### [DATA EXCERPTS]
- - -

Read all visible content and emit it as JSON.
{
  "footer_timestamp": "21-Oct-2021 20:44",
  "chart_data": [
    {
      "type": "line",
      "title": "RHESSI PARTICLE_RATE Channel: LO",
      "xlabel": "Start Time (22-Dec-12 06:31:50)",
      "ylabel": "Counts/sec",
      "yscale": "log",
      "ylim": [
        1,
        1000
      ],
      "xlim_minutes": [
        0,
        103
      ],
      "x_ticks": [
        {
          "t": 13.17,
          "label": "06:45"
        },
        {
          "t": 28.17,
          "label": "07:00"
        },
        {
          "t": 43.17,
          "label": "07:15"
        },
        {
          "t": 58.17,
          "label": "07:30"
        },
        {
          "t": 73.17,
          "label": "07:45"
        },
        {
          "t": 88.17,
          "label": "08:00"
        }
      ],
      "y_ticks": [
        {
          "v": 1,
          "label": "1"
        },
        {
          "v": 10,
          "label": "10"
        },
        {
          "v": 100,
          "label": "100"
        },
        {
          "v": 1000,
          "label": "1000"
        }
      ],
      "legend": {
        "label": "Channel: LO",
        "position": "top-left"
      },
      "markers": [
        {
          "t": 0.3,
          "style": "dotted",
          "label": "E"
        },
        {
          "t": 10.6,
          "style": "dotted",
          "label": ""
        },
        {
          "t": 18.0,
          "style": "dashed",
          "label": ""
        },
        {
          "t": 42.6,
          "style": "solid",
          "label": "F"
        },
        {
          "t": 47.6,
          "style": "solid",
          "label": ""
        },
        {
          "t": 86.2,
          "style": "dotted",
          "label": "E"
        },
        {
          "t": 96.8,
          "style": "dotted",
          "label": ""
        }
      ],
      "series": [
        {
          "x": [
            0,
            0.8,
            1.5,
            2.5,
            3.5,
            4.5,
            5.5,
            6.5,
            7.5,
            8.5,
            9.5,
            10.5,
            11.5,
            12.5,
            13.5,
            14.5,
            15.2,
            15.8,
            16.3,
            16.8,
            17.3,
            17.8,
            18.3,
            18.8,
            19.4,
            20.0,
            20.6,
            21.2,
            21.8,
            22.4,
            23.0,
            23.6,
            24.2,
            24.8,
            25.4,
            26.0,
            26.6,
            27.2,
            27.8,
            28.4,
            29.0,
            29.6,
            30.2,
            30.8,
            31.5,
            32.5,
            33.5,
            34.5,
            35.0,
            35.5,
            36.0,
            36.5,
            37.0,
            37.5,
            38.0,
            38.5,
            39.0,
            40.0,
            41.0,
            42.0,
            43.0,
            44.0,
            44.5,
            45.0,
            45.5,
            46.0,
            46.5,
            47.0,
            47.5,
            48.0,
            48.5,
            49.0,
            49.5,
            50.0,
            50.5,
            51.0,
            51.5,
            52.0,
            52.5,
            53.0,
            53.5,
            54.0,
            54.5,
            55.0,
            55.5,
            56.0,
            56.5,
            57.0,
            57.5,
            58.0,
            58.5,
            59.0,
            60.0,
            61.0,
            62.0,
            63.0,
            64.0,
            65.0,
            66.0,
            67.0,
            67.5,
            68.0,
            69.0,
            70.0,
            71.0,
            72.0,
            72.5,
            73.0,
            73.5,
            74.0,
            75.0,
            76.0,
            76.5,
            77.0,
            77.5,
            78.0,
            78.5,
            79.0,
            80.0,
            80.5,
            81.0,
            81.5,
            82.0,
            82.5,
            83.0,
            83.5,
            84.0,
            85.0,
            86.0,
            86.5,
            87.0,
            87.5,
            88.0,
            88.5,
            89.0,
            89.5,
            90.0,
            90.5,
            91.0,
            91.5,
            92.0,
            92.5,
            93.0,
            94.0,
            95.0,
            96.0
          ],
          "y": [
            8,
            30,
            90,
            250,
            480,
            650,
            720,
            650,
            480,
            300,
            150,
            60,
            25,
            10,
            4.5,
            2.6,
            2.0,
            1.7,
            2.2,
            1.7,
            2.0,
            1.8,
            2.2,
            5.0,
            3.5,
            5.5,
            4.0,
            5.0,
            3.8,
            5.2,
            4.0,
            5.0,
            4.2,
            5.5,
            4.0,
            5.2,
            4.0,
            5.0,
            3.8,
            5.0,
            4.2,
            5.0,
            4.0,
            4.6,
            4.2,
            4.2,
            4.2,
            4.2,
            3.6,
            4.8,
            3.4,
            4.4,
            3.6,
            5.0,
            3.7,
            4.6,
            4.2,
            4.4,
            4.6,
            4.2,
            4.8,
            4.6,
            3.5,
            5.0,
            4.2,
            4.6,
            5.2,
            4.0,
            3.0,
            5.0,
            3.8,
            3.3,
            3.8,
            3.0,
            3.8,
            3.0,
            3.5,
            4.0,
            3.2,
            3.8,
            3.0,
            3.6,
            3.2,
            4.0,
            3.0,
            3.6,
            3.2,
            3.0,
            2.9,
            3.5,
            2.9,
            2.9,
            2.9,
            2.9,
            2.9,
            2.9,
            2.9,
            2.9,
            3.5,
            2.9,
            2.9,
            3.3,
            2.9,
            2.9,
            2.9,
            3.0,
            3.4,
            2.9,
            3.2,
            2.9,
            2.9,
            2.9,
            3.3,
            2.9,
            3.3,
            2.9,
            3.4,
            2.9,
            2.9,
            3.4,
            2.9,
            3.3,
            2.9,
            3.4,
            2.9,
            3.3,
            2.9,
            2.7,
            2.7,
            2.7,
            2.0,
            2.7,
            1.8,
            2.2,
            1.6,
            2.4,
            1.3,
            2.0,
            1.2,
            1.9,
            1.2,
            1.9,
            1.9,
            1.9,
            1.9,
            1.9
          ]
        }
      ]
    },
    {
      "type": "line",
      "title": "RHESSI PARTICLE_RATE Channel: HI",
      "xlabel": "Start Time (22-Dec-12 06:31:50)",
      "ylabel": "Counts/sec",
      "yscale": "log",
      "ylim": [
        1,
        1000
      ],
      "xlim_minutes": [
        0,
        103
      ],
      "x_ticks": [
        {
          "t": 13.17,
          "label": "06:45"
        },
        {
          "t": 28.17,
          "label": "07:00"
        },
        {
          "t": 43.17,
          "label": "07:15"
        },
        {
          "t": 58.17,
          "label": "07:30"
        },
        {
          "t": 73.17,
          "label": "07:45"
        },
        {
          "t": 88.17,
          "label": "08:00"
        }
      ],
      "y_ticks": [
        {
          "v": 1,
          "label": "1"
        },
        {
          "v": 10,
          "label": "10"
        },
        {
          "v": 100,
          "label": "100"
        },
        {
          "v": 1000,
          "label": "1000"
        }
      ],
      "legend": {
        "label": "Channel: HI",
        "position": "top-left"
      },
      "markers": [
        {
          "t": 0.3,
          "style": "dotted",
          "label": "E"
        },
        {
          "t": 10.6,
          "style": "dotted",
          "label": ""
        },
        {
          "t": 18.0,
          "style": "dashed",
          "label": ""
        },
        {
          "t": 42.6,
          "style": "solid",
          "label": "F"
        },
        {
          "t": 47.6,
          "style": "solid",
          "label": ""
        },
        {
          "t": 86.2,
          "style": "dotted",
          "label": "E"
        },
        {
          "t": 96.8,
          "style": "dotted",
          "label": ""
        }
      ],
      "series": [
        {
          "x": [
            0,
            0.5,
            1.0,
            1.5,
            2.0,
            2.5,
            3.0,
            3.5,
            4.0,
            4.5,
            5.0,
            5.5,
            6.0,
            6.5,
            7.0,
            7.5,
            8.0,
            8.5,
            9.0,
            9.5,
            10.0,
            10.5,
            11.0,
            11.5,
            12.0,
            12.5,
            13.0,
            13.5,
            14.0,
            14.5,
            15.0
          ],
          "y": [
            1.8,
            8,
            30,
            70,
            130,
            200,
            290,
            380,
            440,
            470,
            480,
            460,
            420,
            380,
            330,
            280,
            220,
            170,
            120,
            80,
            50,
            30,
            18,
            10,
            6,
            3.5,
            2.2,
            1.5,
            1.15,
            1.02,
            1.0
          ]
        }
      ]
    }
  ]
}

- - -

Say how many lines in the entries contain the string "Channel", and say nothing else.

### [FINAL ANSWER]
4